BEGIN

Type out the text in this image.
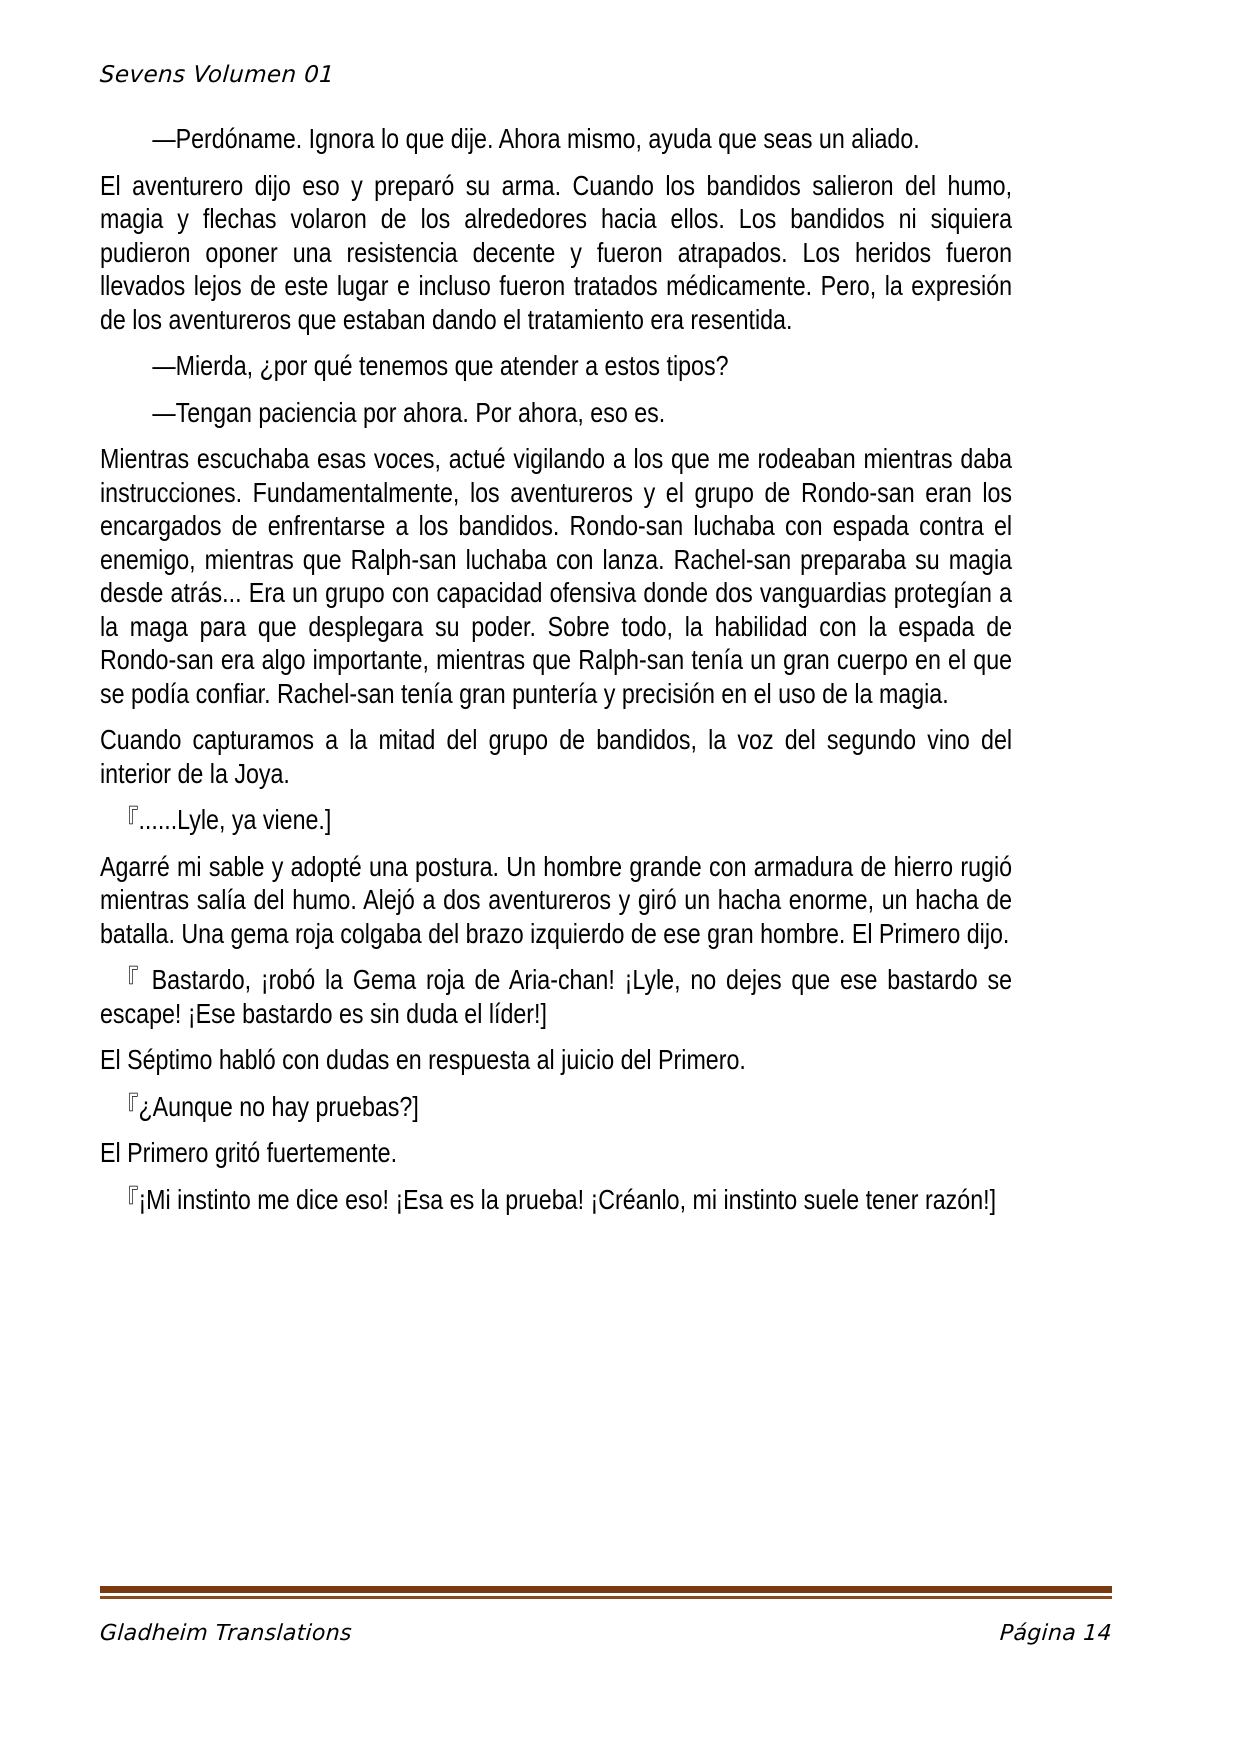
Sevens Volumen 01

—Perdóname. Ignora lo que dije. Ahora mismo, ayuda que seas un aliado.

El aventurero dijo eso y preparó su arma. Cuando los bandidos salieron del humo, magia y flechas volaron de los alrededores hacia ellos. Los bandidos ni siquiera pudieron oponer una resistencia decente y fueron atrapados. Los heridos fueron llevados lejos de este lugar e incluso fueron tratados médicamente. Pero, la expresión de los aventureros que estaban dando el tratamiento era resentida.

—Mierda, ¿por qué tenemos que atender a estos tipos?

—Tengan paciencia por ahora. Por ahora, eso es.

Mientras escuchaba esas voces, actué vigilando a los que me rodeaban mientras daba instrucciones. Fundamentalmente, los aventureros y el grupo de Rondo-san eran los encargados de enfrentarse a los bandidos. Rondo-san luchaba con espada contra el enemigo, mientras que Ralph-san luchaba con lanza. Rachel-san preparaba su magia desde atrás... Era un grupo con capacidad ofensiva donde dos vanguardias protegían a la maga para que desplegara su poder. Sobre todo, la habilidad con la espada de Rondo-san era algo importante, mientras que Ralph-san tenía un gran cuerpo en el que se podía confiar. Rachel-san tenía gran puntería y precisión en el uso de la magia.

Cuando capturamos a la mitad del grupo de bandidos, la voz del segundo vino del interior de la Joya.

『......Lyle, ya viene.]

Agarré mi sable y adopté una postura. Un hombre grande con armadura de hierro rugió mientras salía del humo. Alejó a dos aventureros y giró un hacha enorme, un hacha de batalla. Una gema roja colgaba del brazo izquierdo de ese gran hombre. El Primero dijo.

『 Bastardo, ¡robó la Gema roja de Aria-chan! ¡Lyle, no dejes que ese bastardo se escape! ¡Ese bastardo es sin duda el líder!]

El Séptimo habló con dudas en respuesta al juicio del Primero.

『¿Aunque no hay pruebas?]

El Primero gritó fuertemente.

『¡Mi instinto me dice eso! ¡Esa es la prueba! ¡Créanlo, mi instinto suele tener razón!]

Gladheim Translations	Página 14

END

Direction: Give the count of lines in the data shown above that contain "humo", and nothing else.

Worked answer: 2